Problem → Show every line in the rows below that contains the string "全部工业品", matching its case exactly.

Task material →
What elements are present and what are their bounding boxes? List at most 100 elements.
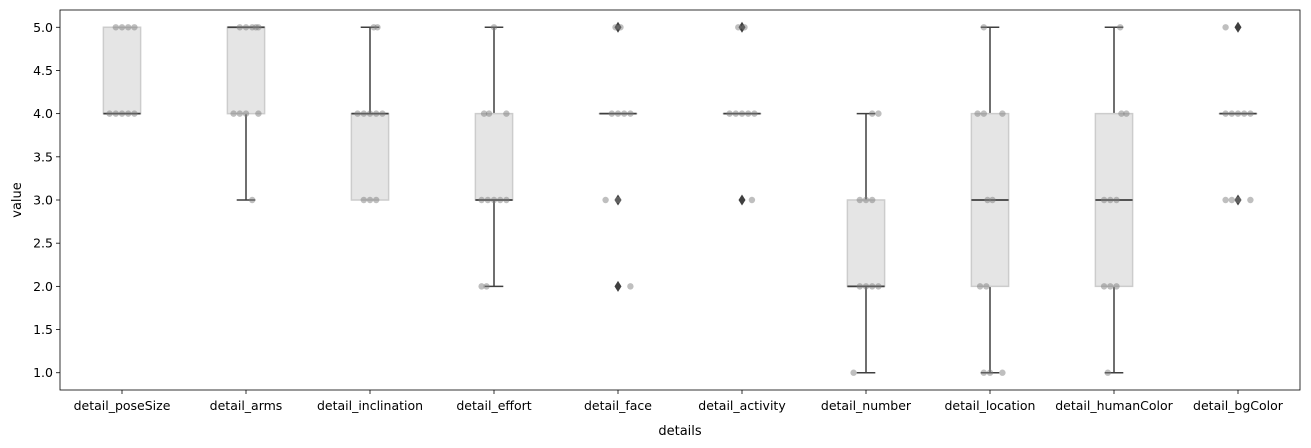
strip-point: [751, 110, 758, 117]
box-detail_poseSize: [102, 26, 142, 115]
strip-point: [614, 110, 622, 117]
strip-point: [255, 110, 262, 117]
strip-point: [627, 283, 634, 290]
strip-point: [366, 196, 374, 204]
strip-point: [983, 283, 990, 290]
strip-point: [1113, 196, 1120, 204]
strip-point: [980, 369, 987, 376]
strip-point: [862, 196, 870, 204]
strip-point: [379, 110, 386, 117]
strip-point: [984, 196, 991, 204]
box-body: [226, 26, 266, 115]
y-tick-label: 5.0: [33, 20, 53, 35]
x-tick-label: detail_arms: [210, 398, 283, 413]
y-tick-label: 2.5: [33, 236, 53, 251]
box-body: [474, 112, 514, 201]
strip-point: [1234, 196, 1242, 204]
strip-point: [255, 24, 262, 31]
strip-point: [478, 196, 485, 204]
strip-point: [735, 24, 742, 31]
x-axis-label: details: [658, 424, 702, 439]
strip-point: [118, 24, 126, 31]
strip-point: [627, 110, 634, 117]
strip-point: [236, 24, 243, 31]
x-axis: detail_poseSize detail_arms detail_inclina…: [74, 390, 1284, 413]
box-detail_number: [846, 112, 886, 374]
strip-point: [974, 110, 981, 117]
strip-point: [732, 110, 739, 117]
strip-point: [360, 110, 367, 117]
strip-point: [125, 110, 132, 117]
y-tick-label: 4.5: [33, 63, 53, 78]
strip-point: [999, 110, 1006, 117]
strip-point: [1228, 196, 1236, 204]
strip-point: [483, 283, 490, 290]
strip-point: [230, 110, 237, 117]
strip-point: [869, 110, 876, 117]
y-tick-label: 3.5: [33, 149, 53, 164]
strip-point: [976, 283, 984, 290]
box-body: [350, 112, 390, 201]
strip-point: [1107, 283, 1114, 290]
outlier-marker: [738, 194, 746, 206]
strip-point: [480, 110, 488, 117]
x-tick-label: detail_number: [821, 398, 912, 413]
strip-point: [748, 196, 756, 204]
strip-point: [1222, 24, 1229, 31]
strip-point: [1100, 196, 1108, 204]
y-tick-label: 2.0: [33, 279, 53, 294]
strip-point: [1104, 369, 1112, 376]
x-tick-label: detail_humanColor: [1055, 398, 1173, 413]
strip-point: [484, 196, 491, 204]
strip-point: [862, 283, 870, 290]
outlier-marker: [1234, 21, 1242, 33]
y-tick-label: 1.0: [33, 365, 53, 380]
strip-point: [869, 196, 876, 204]
strip-point: [112, 110, 120, 117]
strip-point: [490, 196, 498, 204]
y-axis: 1.0 1.5 2.0 2.5 3.0 3.5 4.0 4.5 5.0: [33, 20, 60, 380]
strip-point: [497, 196, 504, 204]
strip-point: [875, 110, 882, 117]
strip-point: [989, 196, 996, 204]
strip-point: [1247, 196, 1254, 204]
y-tick-label: 4.0: [33, 106, 53, 121]
x-tick-label: detail_bgColor: [1193, 398, 1284, 413]
strip-point: [112, 24, 120, 31]
strip-point: [850, 369, 857, 376]
strip-point: [980, 110, 987, 117]
strip-point: [1222, 196, 1229, 204]
x-tick-label: detail_poseSize: [74, 398, 171, 413]
strip-point: [612, 24, 619, 31]
strip-point: [131, 110, 138, 117]
strip-point: [980, 24, 987, 31]
x-tick-label: detail_face: [584, 398, 652, 413]
strip-point: [503, 110, 510, 117]
strip-point: [118, 110, 126, 117]
box-detail_effort: [474, 26, 514, 288]
strip-point: [999, 369, 1006, 376]
boxes-layer: [102, 21, 1258, 374]
box-detail_face: [598, 21, 638, 292]
strip-point: [1107, 196, 1114, 204]
strip-point: [1118, 110, 1125, 117]
strip-point: [106, 110, 113, 117]
strip-point: [1247, 110, 1254, 117]
strip-point: [360, 196, 367, 204]
strip-point: [242, 24, 250, 31]
strip-point: [726, 110, 733, 117]
y-axis-label: value: [10, 182, 25, 218]
strip-point: [242, 110, 250, 117]
x-tick-label: detail_effort: [456, 398, 531, 413]
box-body: [846, 199, 886, 288]
strip-point: [373, 110, 380, 117]
outlier-marker: [614, 280, 622, 292]
x-tick-label: detail_activity: [698, 398, 786, 413]
strip-point: [875, 283, 882, 290]
strip-point: [249, 196, 256, 204]
strip-point: [366, 110, 374, 117]
strip-point: [856, 196, 863, 204]
strip-point: [986, 369, 994, 376]
strip-point: [1241, 110, 1248, 117]
strip-point: [1234, 110, 1242, 117]
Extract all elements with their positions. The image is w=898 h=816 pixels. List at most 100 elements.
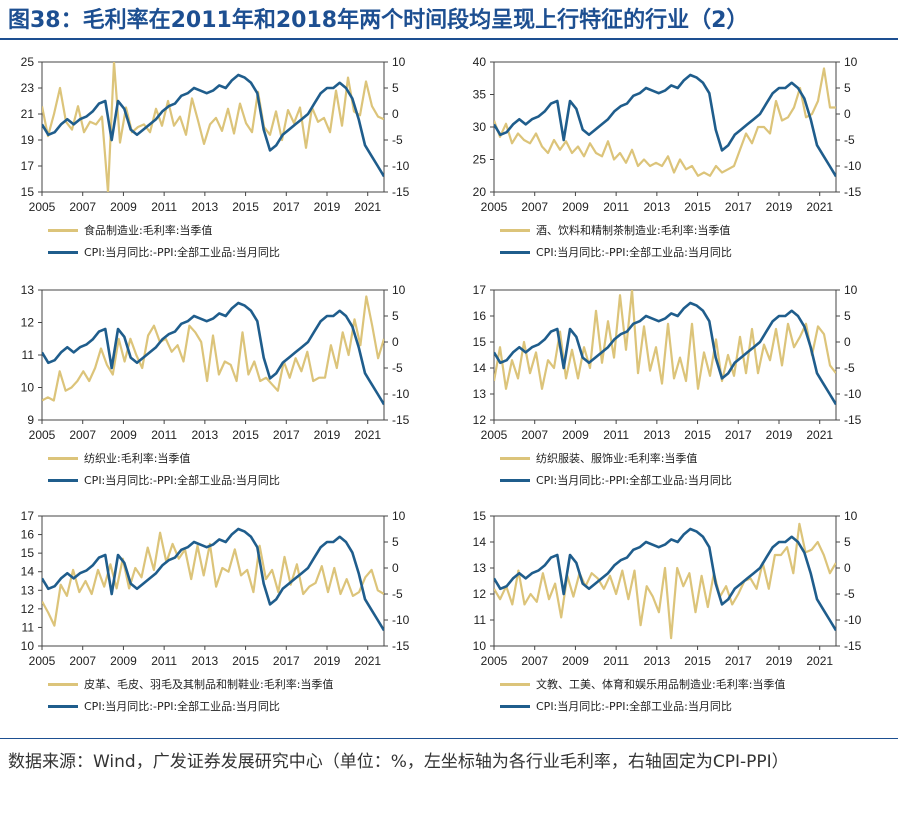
x-tick-label: 2017 (725, 200, 752, 214)
left-tick-label: 12 (21, 316, 35, 330)
chart-panel-4: 17 16 15 14 13 12 10 5 0 -5 -10 -15 2005 2007 2009 2011… (452, 278, 892, 508)
left-tick-label: 10 (473, 639, 487, 653)
left-tick-label: 12 (21, 602, 35, 616)
chart-panel-5: 17 16 15 14 13 12 11 10 10 5 0 -5 -10 -15 2005 2007 2009… (0, 504, 440, 734)
x-tick-label: 2013 (192, 654, 219, 668)
x-tick-label: 2005 (481, 200, 508, 214)
legend-label: CPI:当月同比:-PPI:全部工业品:当月同比 (84, 246, 280, 259)
x-tick-label: 2017 (725, 654, 752, 668)
x-tick-label: 2011 (603, 428, 629, 442)
left-tick-label: 17 (21, 159, 35, 173)
x-tick-label: 2017 (725, 428, 752, 442)
x-tick-label: 2017 (273, 654, 300, 668)
left-tick-label: 30 (473, 120, 487, 134)
right-tick-label: -10 (392, 613, 410, 627)
x-tick-label: 2011 (151, 428, 177, 442)
x-tick-label: 2007 (69, 428, 96, 442)
x-tick-label: 2019 (314, 200, 341, 214)
cpi-ppi-series-line (494, 527, 836, 632)
x-tick-label: 2019 (766, 654, 793, 668)
left-tick-label: 16 (21, 528, 35, 542)
left-tick-label: 21 (21, 107, 35, 121)
x-tick-label: 2009 (110, 428, 137, 442)
x-tick-label: 2015 (684, 200, 711, 214)
legend-entry: CPI:当月同比:-PPI:全部工业品:当月同比 (48, 242, 280, 262)
legend-label: CPI:当月同比:-PPI:全部工业品:当月同比 (536, 700, 732, 713)
left-tick-label: 11 (474, 613, 487, 627)
left-tick-label: 9 (27, 413, 34, 427)
legend-label: CPI:当月同比:-PPI:全部工业品:当月同比 (84, 700, 280, 713)
right-tick-label: -5 (392, 587, 403, 601)
legend-entry: CPI:当月同比:-PPI:全部工业品:当月同比 (500, 242, 732, 262)
left-tick-label: 12 (473, 413, 487, 427)
x-tick-label: 2009 (562, 654, 589, 668)
x-tick-label: 2019 (766, 200, 793, 214)
left-tick-label: 13 (21, 583, 35, 597)
gross-margin-series-line (494, 67, 836, 177)
cpi-ppi-series-line (42, 301, 384, 406)
x-tick-label: 2015 (232, 428, 259, 442)
left-tick-label: 11 (22, 348, 35, 362)
left-tick-label: 11 (22, 620, 35, 634)
right-tick-label: -5 (844, 587, 855, 601)
left-tick-label: 10 (21, 381, 35, 395)
x-tick-label: 2011 (151, 200, 177, 214)
cpi-ppi-series-line (42, 527, 384, 632)
chart-panel-1: 25 23 21 19 17 15 10 5 0 -5 -10 -15 2005 2007 2009 2011… (0, 50, 440, 280)
left-tick-label: 10 (21, 639, 35, 653)
x-tick-label: 2009 (562, 428, 589, 442)
legend-swatch (500, 456, 530, 460)
left-tick-label: 20 (473, 185, 487, 199)
right-tick-label: -10 (392, 159, 410, 173)
right-tick-label: 10 (844, 55, 858, 69)
legend-label: 皮革、毛皮、羽毛及其制品和制鞋业:毛利率:当季值 (84, 678, 334, 691)
x-tick-label: 2017 (273, 200, 300, 214)
plot-frame (41, 515, 385, 647)
x-tick-label: 2005 (29, 200, 56, 214)
left-tick-label: 14 (473, 535, 487, 549)
legend-label: CPI:当月同比:-PPI:全部工业品:当月同比 (536, 246, 732, 259)
legend-entry: 食品制造业:毛利率:当季值 (48, 220, 212, 240)
x-tick-label: 2015 (232, 654, 259, 668)
right-tick-label: 0 (844, 107, 851, 121)
legend-label: 纺织业:毛利率:当季值 (84, 452, 191, 465)
legend-label: 食品制造业:毛利率:当季值 (84, 224, 213, 237)
left-tick-label: 40 (473, 55, 487, 69)
plot-frame (493, 289, 837, 421)
x-tick-label: 2015 (684, 654, 711, 668)
gross-margin-series-line (494, 522, 836, 640)
right-tick-label: 0 (844, 561, 851, 575)
legend-entry: 纺织业:毛利率:当季值 (48, 448, 190, 468)
legend-label: 纺织服装、服饰业:毛利率:当季值 (536, 452, 698, 465)
legend-swatch (48, 228, 78, 232)
gross-margin-series-line (494, 290, 836, 390)
legend-entry: 皮革、毛皮、羽毛及其制品和制鞋业:毛利率:当季值 (48, 674, 333, 694)
chart-svg: 40 35 30 25 20 10 5 0 -5 -10 -15 2005 2007 2009 2011 20… (473, 55, 862, 214)
legend-entry: CPI:当月同比:-PPI:全部工业品:当月同比 (500, 696, 732, 716)
legend-entry: CPI:当月同比:-PPI:全部工业品:当月同比 (48, 696, 280, 716)
legend-entry: 文教、工美、体育和娱乐用品制造业:毛利率:当季值 (500, 674, 785, 694)
x-tick-label: 2021 (806, 654, 833, 668)
gross-margin-series-line (42, 62, 384, 192)
right-tick-label: 0 (392, 107, 399, 121)
left-tick-label: 13 (473, 387, 487, 401)
left-tick-label: 23 (21, 81, 35, 95)
legend-swatch (500, 228, 530, 232)
plot-frame (493, 515, 837, 647)
legend-swatch (500, 704, 530, 708)
right-tick-label: -15 (392, 185, 410, 199)
right-tick-label: 10 (844, 283, 858, 297)
right-tick-label: 5 (392, 81, 399, 95)
x-tick-label: 2005 (29, 428, 56, 442)
legend-swatch (48, 456, 78, 460)
x-tick-label: 2013 (644, 654, 671, 668)
cpi-ppi-series-line (494, 301, 836, 406)
x-tick-label: 2009 (562, 200, 589, 214)
right-tick-label: -5 (392, 133, 403, 147)
right-tick-label: 0 (844, 335, 851, 349)
footer-divider (0, 738, 898, 739)
left-tick-label: 14 (21, 565, 35, 579)
x-tick-label: 2007 (521, 654, 548, 668)
cpi-ppi-series-line (42, 73, 384, 178)
legend-swatch (48, 250, 78, 254)
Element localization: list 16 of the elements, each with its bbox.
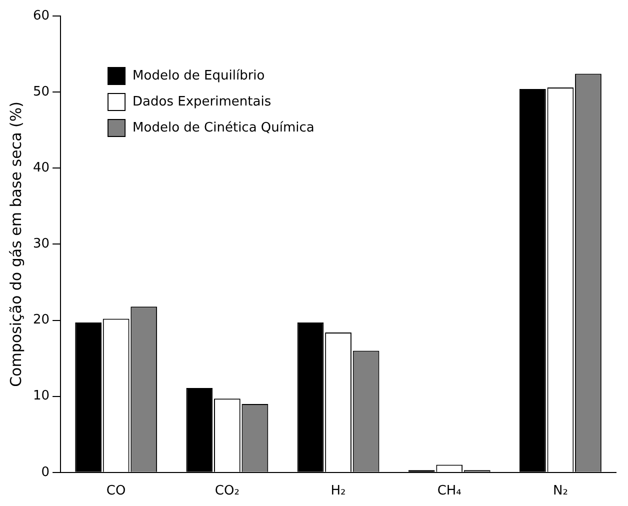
y-tick-label: 60 bbox=[32, 8, 50, 24]
y-tick-label: 40 bbox=[32, 160, 50, 176]
legend-label: Modelo de Cinética Química bbox=[132, 120, 314, 136]
legend-label: Dados Experimentais bbox=[132, 94, 272, 110]
x-tick-label: CO bbox=[106, 484, 126, 499]
x-tick-label: N₂ bbox=[552, 484, 568, 499]
x-tick-label: CH₄ bbox=[437, 484, 462, 499]
y-tick-label: 10 bbox=[32, 388, 50, 404]
x-tick-label: H₂ bbox=[330, 484, 346, 499]
x-tick-label: CO₂ bbox=[214, 484, 240, 499]
y-axis-title: Composição do gás em base seca (%) bbox=[6, 101, 25, 387]
legend-label: Modelo de Equilíbrio bbox=[132, 68, 265, 84]
y-tick-label: 0 bbox=[41, 464, 50, 480]
y-tick-label: 50 bbox=[32, 84, 50, 100]
y-tick-label: 30 bbox=[32, 236, 50, 252]
y-tick-label: 20 bbox=[32, 312, 50, 328]
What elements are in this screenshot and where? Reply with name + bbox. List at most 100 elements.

Result below →
legend-label: CPI:当月同比:-PPI:全部工业品:当月同比 (84, 246, 280, 259)
legend-entry: CPI:当月同比:-PPI:全部工业品:当月同比 (48, 242, 280, 262)
legend-label: CPI:当月同比:-PPI:全部工业品:当月同比 (536, 700, 732, 713)
legend-label: CPI:当月同比:-PPI:全部工业品:当月同比 (84, 700, 280, 713)
legend-entry: CPI:当月同比:-PPI:全部工业品:当月同比 (500, 242, 732, 262)
legend-label: CPI:当月同比:-PPI:全部工业品:当月同比 (536, 246, 732, 259)
legend-entry: CPI:当月同比:-PPI:全部工业品:当月同比 (500, 696, 732, 716)
legend-entry: CPI:当月同比:-PPI:全部工业品:当月同比 (48, 696, 280, 716)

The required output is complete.